»»

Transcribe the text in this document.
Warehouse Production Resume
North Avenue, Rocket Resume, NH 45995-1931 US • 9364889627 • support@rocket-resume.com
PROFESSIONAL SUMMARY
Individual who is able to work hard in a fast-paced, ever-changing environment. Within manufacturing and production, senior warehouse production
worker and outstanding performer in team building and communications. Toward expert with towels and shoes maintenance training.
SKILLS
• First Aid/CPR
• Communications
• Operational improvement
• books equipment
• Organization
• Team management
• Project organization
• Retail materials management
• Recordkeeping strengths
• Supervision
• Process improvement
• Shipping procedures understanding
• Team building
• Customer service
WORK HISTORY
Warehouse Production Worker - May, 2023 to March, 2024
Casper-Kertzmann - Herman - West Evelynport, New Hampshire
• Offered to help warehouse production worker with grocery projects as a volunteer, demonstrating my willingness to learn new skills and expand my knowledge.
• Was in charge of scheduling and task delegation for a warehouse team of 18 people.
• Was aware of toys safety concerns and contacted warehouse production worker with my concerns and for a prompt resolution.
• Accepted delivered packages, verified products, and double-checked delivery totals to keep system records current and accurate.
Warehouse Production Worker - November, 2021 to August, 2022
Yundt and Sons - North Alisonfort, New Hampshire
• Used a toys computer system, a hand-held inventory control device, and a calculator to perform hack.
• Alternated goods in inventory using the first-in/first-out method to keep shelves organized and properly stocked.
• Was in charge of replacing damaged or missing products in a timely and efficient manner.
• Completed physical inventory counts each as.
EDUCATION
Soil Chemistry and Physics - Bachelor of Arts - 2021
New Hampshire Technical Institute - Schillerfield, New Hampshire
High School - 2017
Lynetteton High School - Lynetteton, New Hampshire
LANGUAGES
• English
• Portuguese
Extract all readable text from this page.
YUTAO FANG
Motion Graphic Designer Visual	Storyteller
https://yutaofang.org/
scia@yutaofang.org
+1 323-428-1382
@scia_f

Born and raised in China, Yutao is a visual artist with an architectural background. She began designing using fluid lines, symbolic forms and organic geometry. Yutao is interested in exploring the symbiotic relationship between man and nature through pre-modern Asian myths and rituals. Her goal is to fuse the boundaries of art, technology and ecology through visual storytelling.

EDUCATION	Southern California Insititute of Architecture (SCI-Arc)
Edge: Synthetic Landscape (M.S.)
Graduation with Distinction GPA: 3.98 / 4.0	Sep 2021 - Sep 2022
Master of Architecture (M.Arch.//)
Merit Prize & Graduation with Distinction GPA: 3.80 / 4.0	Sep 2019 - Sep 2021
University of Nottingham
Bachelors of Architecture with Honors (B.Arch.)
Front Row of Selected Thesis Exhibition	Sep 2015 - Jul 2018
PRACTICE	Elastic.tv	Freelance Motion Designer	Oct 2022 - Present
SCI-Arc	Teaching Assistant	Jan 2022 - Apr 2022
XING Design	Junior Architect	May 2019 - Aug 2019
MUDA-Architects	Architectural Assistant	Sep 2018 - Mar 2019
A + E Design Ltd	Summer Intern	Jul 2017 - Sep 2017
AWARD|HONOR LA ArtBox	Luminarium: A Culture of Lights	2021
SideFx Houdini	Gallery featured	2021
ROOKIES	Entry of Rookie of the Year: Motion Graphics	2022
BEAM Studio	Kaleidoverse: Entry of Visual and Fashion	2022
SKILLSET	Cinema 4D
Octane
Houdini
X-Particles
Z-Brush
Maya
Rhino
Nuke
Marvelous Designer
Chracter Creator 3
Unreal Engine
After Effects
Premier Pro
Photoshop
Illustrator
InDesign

««

**TO DO:** Repeat the records above exactly, leaving none out.

**OUTPUT OF THE TASK:**
Transcribe the text in this document.
Warehouse Production Resume
North Avenue, Rocket Resume, NH 45995-1931 US • 9364889627 • support@rocket-resume.com
PROFESSIONAL SUMMARY
Individual who is able to work hard in a fast-paced, ever-changing environment. Within manufacturing and production, senior warehouse production
worker and outstanding performer in team building and communications. Toward expert with towels and shoes maintenance training.
SKILLS
• First Aid/CPR
• Communications
• Operational improvement
• books equipment
• Organization
• Team management
• Project organization
• Retail materials management
• Recordkeeping strengths
• Supervision
• Process improvement
• Shipping procedures understanding
• Team building
• Customer service
WORK HISTORY
Warehouse Production Worker - May, 2023 to March, 2024
Casper-Kertzmann - Herman - West Evelynport, New Hampshire
• Offered to help warehouse production worker with grocery projects as a volunteer, demonstrating my willingness to learn new skills and expand my knowledge.
• Was in charge of scheduling and task delegation for a warehouse team of 18 people.
• Was aware of toys safety concerns and contacted warehouse production worker with my concerns and for a prompt resolution.
• Accepted delivered packages, verified products, and double-checked delivery totals to keep system records current and accurate.
Warehouse Production Worker - November, 2021 to August, 2022
Yundt and Sons - North Alisonfort, New Hampshire
• Used a toys computer system, a hand-held inventory control device, and a calculator to perform hack.
• Alternated goods in inventory using the first-in/first-out method to keep shelves organized and properly stocked.
• Was in charge of replacing damaged or missing products in a timely and efficient manner.
• Completed physical inventory counts each as.
EDUCATION
Soil Chemistry and Physics - Bachelor of Arts - 2021
New Hampshire Technical Institute - Schillerfield, New Hampshire
High School - 2017
Lynetteton High School - Lynetteton, New Hampshire
LANGUAGES
• English
• Portuguese
Extract all readable text from this page.
YUTAO FANG
Motion Graphic Designer Visual	Storyteller
https://yutaofang.org/
scia@yutaofang.org
+1 323-428-1382
@scia_f

Born and raised in China, Yutao is a visual artist with an architectural background. She began designing using fluid lines, symbolic forms and organic geometry. Yutao is interested in exploring the symbiotic relationship between man and nature through pre-modern Asian myths and rituals. Her goal is to fuse the boundaries of art, technology and ecology through visual storytelling.

EDUCATION	Southern California Insititute of Architecture (SCI-Arc)
Edge: Synthetic Landscape (M.S.)
Graduation with Distinction GPA: 3.98 / 4.0	Sep 2021 - Sep 2022
Master of Architecture (M.Arch.//)
Merit Prize & Graduation with Distinction GPA: 3.80 / 4.0	Sep 2019 - Sep 2021
University of Nottingham
Bachelors of Architecture with Honors (B.Arch.)
Front Row of Selected Thesis Exhibition	Sep 2015 - Jul 2018
PRACTICE	Elastic.tv	Freelance Motion Designer	Oct 2022 - Present
SCI-Arc	Teaching Assistant	Jan 2022 - Apr 2022
XING Design	Junior Architect	May 2019 - Aug 2019
MUDA-Architects	Architectural Assistant	Sep 2018 - Mar 2019
A + E Design Ltd	Summer Intern	Jul 2017 - Sep 2017
AWARD|HONOR LA ArtBox	Luminarium: A Culture of Lights	2021
SideFx Houdini	Gallery featured	2021
ROOKIES	Entry of Rookie of the Year: Motion Graphics	2022
BEAM Studio	Kaleidoverse: Entry of Visual and Fashion	2022
SKILLSET	Cinema 4D
Octane
Houdini
X-Particles
Z-Brush
Maya
Rhino
Nuke
Marvelous Designer
Chracter Creator 3
Unreal Engine
After Effects
Premier Pro
Photoshop
Illustrator
InDesign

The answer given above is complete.